» What the exercise asks: All records are to be retyped faithfully and completely.

───── Data listing

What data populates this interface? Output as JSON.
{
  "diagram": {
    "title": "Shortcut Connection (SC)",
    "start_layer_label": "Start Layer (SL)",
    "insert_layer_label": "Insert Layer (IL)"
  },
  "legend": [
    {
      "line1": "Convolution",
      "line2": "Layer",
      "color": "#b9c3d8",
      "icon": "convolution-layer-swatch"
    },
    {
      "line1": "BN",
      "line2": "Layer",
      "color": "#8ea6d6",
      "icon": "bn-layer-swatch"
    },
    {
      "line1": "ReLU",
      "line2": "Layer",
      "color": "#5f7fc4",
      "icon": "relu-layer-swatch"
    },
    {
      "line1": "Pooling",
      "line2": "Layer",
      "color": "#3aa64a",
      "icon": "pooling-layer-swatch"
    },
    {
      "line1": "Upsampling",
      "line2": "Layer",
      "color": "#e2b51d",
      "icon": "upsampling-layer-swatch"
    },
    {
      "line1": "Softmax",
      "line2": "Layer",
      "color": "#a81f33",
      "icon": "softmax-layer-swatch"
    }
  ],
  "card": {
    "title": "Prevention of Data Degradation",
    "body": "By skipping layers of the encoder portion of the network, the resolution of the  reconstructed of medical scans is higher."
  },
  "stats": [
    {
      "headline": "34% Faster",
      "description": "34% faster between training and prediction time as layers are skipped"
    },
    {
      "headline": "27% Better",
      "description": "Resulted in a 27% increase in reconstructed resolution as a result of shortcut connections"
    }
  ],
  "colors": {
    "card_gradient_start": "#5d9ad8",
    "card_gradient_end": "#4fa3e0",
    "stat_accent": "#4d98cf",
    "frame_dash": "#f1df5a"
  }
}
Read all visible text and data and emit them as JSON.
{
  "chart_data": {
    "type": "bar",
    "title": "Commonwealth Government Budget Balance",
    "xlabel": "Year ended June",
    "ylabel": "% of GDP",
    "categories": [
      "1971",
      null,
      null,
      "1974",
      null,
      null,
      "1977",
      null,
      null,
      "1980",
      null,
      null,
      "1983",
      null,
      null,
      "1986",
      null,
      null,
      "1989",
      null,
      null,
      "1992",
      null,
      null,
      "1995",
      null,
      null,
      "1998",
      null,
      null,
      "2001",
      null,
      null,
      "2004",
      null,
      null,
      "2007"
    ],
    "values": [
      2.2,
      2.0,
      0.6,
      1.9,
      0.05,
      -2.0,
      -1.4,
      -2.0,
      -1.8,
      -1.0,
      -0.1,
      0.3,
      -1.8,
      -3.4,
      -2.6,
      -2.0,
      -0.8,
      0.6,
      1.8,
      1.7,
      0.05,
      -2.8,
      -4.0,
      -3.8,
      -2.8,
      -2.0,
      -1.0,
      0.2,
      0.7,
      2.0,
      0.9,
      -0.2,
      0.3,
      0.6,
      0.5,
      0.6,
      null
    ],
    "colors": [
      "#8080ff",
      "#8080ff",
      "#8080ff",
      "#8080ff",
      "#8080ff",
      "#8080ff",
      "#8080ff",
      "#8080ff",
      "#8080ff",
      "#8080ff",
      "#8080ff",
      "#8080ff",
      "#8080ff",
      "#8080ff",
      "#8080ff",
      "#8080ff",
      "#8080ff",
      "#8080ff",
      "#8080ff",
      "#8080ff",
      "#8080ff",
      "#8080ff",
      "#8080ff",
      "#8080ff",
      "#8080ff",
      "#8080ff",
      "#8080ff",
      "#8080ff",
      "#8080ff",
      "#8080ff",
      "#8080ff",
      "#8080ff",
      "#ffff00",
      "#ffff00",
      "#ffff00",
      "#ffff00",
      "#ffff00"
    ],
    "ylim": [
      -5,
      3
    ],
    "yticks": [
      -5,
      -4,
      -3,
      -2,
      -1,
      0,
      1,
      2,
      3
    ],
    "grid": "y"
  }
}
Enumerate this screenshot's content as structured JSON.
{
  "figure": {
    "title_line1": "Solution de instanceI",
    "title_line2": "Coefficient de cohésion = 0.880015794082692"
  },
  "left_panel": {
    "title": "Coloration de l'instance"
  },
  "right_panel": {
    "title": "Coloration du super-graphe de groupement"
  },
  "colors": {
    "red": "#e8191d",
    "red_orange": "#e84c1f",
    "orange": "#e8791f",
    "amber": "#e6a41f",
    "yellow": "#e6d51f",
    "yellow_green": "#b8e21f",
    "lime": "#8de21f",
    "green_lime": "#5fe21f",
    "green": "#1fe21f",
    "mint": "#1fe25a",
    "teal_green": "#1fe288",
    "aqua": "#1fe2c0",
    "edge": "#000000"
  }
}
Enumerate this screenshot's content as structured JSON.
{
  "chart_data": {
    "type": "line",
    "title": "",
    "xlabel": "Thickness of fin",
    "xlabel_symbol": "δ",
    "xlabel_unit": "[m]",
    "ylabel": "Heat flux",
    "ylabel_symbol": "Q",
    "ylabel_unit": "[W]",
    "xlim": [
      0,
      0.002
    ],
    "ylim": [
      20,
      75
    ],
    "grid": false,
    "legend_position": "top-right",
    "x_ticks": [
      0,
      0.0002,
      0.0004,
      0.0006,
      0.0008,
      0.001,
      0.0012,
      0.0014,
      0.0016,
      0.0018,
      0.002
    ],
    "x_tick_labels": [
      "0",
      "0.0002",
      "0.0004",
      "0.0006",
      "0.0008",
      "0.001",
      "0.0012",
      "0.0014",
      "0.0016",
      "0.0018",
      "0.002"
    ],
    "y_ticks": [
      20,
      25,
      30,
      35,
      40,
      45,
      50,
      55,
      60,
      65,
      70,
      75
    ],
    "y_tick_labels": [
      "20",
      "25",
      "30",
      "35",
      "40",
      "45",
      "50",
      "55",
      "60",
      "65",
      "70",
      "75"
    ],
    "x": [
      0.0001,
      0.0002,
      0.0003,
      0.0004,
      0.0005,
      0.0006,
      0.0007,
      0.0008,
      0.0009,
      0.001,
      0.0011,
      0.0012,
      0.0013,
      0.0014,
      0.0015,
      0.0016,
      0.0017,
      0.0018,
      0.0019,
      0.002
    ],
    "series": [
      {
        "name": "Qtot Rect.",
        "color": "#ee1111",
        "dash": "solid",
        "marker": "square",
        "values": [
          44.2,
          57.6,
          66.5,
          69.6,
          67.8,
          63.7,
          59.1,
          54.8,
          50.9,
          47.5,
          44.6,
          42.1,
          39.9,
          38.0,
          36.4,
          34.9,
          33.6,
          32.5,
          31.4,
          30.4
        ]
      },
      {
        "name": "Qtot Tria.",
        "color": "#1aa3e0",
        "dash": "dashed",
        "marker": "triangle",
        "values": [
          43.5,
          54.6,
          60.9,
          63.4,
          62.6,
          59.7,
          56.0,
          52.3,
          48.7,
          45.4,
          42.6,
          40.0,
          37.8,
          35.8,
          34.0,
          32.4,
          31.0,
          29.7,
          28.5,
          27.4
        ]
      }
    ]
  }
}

──────────

» Solution to this problem:
What data populates this interface? Output as JSON.
{
  "diagram": {
    "title": "Shortcut Connection (SC)",
    "start_layer_label": "Start Layer (SL)",
    "insert_layer_label": "Insert Layer (IL)"
  },
  "legend": [
    {
      "line1": "Convolution",
      "line2": "Layer",
      "color": "#b9c3d8",
      "icon": "convolution-layer-swatch"
    },
    {
      "line1": "BN",
      "line2": "Layer",
      "color": "#8ea6d6",
      "icon": "bn-layer-swatch"
    },
    {
      "line1": "ReLU",
      "line2": "Layer",
      "color": "#5f7fc4",
      "icon": "relu-layer-swatch"
    },
    {
      "line1": "Pooling",
      "line2": "Layer",
      "color": "#3aa64a",
      "icon": "pooling-layer-swatch"
    },
    {
      "line1": "Upsampling",
      "line2": "Layer",
      "color": "#e2b51d",
      "icon": "upsampling-layer-swatch"
    },
    {
      "line1": "Softmax",
      "line2": "Layer",
      "color": "#a81f33",
      "icon": "softmax-layer-swatch"
    }
  ],
  "card": {
    "title": "Prevention of Data Degradation",
    "body": "By skipping layers of the encoder portion of the network, the resolution of the  reconstructed of medical scans is higher."
  },
  "stats": [
    {
      "headline": "34% Faster",
      "description": "34% faster between training and prediction time as layers are skipped"
    },
    {
      "headline": "27% Better",
      "description": "Resulted in a 27% increase in reconstructed resolution as a result of shortcut connections"
    }
  ],
  "colors": {
    "card_gradient_start": "#5d9ad8",
    "card_gradient_end": "#4fa3e0",
    "stat_accent": "#4d98cf",
    "frame_dash": "#f1df5a"
  }
}
Read all visible text and data and emit them as JSON.
{
  "chart_data": {
    "type": "bar",
    "title": "Commonwealth Government Budget Balance",
    "xlabel": "Year ended June",
    "ylabel": "% of GDP",
    "categories": [
      "1971",
      null,
      null,
      "1974",
      null,
      null,
      "1977",
      null,
      null,
      "1980",
      null,
      null,
      "1983",
      null,
      null,
      "1986",
      null,
      null,
      "1989",
      null,
      null,
      "1992",
      null,
      null,
      "1995",
      null,
      null,
      "1998",
      null,
      null,
      "2001",
      null,
      null,
      "2004",
      null,
      null,
      "2007"
    ],
    "values": [
      2.2,
      2.0,
      0.6,
      1.9,
      0.05,
      -2.0,
      -1.4,
      -2.0,
      -1.8,
      -1.0,
      -0.1,
      0.3,
      -1.8,
      -3.4,
      -2.6,
      -2.0,
      -0.8,
      0.6,
      1.8,
      1.7,
      0.05,
      -2.8,
      -4.0,
      -3.8,
      -2.8,
      -2.0,
      -1.0,
      0.2,
      0.7,
      2.0,
      0.9,
      -0.2,
      0.3,
      0.6,
      0.5,
      0.6,
      null
    ],
    "colors": [
      "#8080ff",
      "#8080ff",
      "#8080ff",
      "#8080ff",
      "#8080ff",
      "#8080ff",
      "#8080ff",
      "#8080ff",
      "#8080ff",
      "#8080ff",
      "#8080ff",
      "#8080ff",
      "#8080ff",
      "#8080ff",
      "#8080ff",
      "#8080ff",
      "#8080ff",
      "#8080ff",
      "#8080ff",
      "#8080ff",
      "#8080ff",
      "#8080ff",
      "#8080ff",
      "#8080ff",
      "#8080ff",
      "#8080ff",
      "#8080ff",
      "#8080ff",
      "#8080ff",
      "#8080ff",
      "#8080ff",
      "#8080ff",
      "#ffff00",
      "#ffff00",
      "#ffff00",
      "#ffff00",
      "#ffff00"
    ],
    "ylim": [
      -5,
      3
    ],
    "yticks": [
      -5,
      -4,
      -3,
      -2,
      -1,
      0,
      1,
      2,
      3
    ],
    "grid": "y"
  }
}
Enumerate this screenshot's content as structured JSON.
{
  "figure": {
    "title_line1": "Solution de instanceI",
    "title_line2": "Coefficient de cohésion = 0.880015794082692"
  },
  "left_panel": {
    "title": "Coloration de l'instance"
  },
  "right_panel": {
    "title": "Coloration du super-graphe de groupement"
  },
  "colors": {
    "red": "#e8191d",
    "red_orange": "#e84c1f",
    "orange": "#e8791f",
    "amber": "#e6a41f",
    "yellow": "#e6d51f",
    "yellow_green": "#b8e21f",
    "lime": "#8de21f",
    "green_lime": "#5fe21f",
    "green": "#1fe21f",
    "mint": "#1fe25a",
    "teal_green": "#1fe288",
    "aqua": "#1fe2c0",
    "edge": "#000000"
  }
}
Enumerate this screenshot's content as structured JSON.
{
  "chart_data": {
    "type": "line",
    "title": "",
    "xlabel": "Thickness of fin",
    "xlabel_symbol": "δ",
    "xlabel_unit": "[m]",
    "ylabel": "Heat flux",
    "ylabel_symbol": "Q",
    "ylabel_unit": "[W]",
    "xlim": [
      0,
      0.002
    ],
    "ylim": [
      20,
      75
    ],
    "grid": false,
    "legend_position": "top-right",
    "x_ticks": [
      0,
      0.0002,
      0.0004,
      0.0006,
      0.0008,
      0.001,
      0.0012,
      0.0014,
      0.0016,
      0.0018,
      0.002
    ],
    "x_tick_labels": [
      "0",
      "0.0002",
      "0.0004",
      "0.0006",
      "0.0008",
      "0.001",
      "0.0012",
      "0.0014",
      "0.0016",
      "0.0018",
      "0.002"
    ],
    "y_ticks": [
      20,
      25,
      30,
      35,
      40,
      45,
      50,
      55,
      60,
      65,
      70,
      75
    ],
    "y_tick_labels": [
      "20",
      "25",
      "30",
      "35",
      "40",
      "45",
      "50",
      "55",
      "60",
      "65",
      "70",
      "75"
    ],
    "x": [
      0.0001,
      0.0002,
      0.0003,
      0.0004,
      0.0005,
      0.0006,
      0.0007,
      0.0008,
      0.0009,
      0.001,
      0.0011,
      0.0012,
      0.0013,
      0.0014,
      0.0015,
      0.0016,
      0.0017,
      0.0018,
      0.0019,
      0.002
    ],
    "series": [
      {
        "name": "Qtot Rect.",
        "color": "#ee1111",
        "dash": "solid",
        "marker": "square",
        "values": [
          44.2,
          57.6,
          66.5,
          69.6,
          67.8,
          63.7,
          59.1,
          54.8,
          50.9,
          47.5,
          44.6,
          42.1,
          39.9,
          38.0,
          36.4,
          34.9,
          33.6,
          32.5,
          31.4,
          30.4
        ]
      },
      {
        "name": "Qtot Tria.",
        "color": "#1aa3e0",
        "dash": "dashed",
        "marker": "triangle",
        "values": [
          43.5,
          54.6,
          60.9,
          63.4,
          62.6,
          59.7,
          56.0,
          52.3,
          48.7,
          45.4,
          42.6,
          40.0,
          37.8,
          35.8,
          34.0,
          32.4,
          31.0,
          29.7,
          28.5,
          27.4
        ]
      }
    ]
  }
}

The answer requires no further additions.